Search the records for the word "Registry" and pick out every line that has it.

__Dataset records__
--

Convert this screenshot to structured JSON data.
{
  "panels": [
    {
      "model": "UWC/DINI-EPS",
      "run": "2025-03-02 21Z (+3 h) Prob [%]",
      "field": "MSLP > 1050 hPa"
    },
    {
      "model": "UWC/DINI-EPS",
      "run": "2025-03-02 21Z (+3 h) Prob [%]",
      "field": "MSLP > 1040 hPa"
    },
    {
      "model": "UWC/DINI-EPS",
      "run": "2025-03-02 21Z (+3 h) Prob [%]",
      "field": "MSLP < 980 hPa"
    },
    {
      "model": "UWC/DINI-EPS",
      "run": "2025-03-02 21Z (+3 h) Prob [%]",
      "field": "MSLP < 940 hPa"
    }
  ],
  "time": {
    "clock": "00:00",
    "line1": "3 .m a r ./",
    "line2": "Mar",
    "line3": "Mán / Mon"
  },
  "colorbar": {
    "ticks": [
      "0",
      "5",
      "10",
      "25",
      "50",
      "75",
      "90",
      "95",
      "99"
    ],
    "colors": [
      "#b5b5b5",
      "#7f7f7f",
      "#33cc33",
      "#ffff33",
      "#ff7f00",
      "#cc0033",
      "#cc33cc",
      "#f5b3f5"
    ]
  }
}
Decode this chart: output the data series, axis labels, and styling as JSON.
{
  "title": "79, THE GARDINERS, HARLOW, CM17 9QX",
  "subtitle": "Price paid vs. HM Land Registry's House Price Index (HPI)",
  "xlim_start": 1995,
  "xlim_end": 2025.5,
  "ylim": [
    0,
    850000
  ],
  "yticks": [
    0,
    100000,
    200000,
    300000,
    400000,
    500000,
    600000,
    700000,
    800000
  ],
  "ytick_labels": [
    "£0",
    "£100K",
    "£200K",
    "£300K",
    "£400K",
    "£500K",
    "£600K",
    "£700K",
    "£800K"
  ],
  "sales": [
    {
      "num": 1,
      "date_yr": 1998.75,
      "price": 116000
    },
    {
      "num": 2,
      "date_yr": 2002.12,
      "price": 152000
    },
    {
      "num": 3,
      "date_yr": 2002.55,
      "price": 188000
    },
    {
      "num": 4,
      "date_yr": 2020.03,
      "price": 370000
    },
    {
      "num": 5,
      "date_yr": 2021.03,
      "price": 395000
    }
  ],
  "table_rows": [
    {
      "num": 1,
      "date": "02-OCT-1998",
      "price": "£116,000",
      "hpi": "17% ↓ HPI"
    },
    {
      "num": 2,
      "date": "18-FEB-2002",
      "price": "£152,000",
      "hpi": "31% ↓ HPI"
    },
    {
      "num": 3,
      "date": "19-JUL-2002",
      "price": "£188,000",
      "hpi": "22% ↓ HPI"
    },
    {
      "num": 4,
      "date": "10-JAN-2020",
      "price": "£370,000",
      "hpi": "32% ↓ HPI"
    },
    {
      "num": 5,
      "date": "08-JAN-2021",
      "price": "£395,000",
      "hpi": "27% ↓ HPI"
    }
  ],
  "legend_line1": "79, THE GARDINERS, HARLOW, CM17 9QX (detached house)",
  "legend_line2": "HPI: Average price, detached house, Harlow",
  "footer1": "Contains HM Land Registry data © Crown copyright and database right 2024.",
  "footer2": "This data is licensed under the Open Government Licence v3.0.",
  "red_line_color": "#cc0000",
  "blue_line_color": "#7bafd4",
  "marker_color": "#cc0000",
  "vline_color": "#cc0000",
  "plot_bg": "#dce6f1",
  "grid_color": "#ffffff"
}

--

__Problem solution__
  "subtitle": "Price paid vs. HM Land Registry's House Price Index (HPI)",
  "footer1": "Contains HM Land Registry data © Crown copyright and database right 2024.",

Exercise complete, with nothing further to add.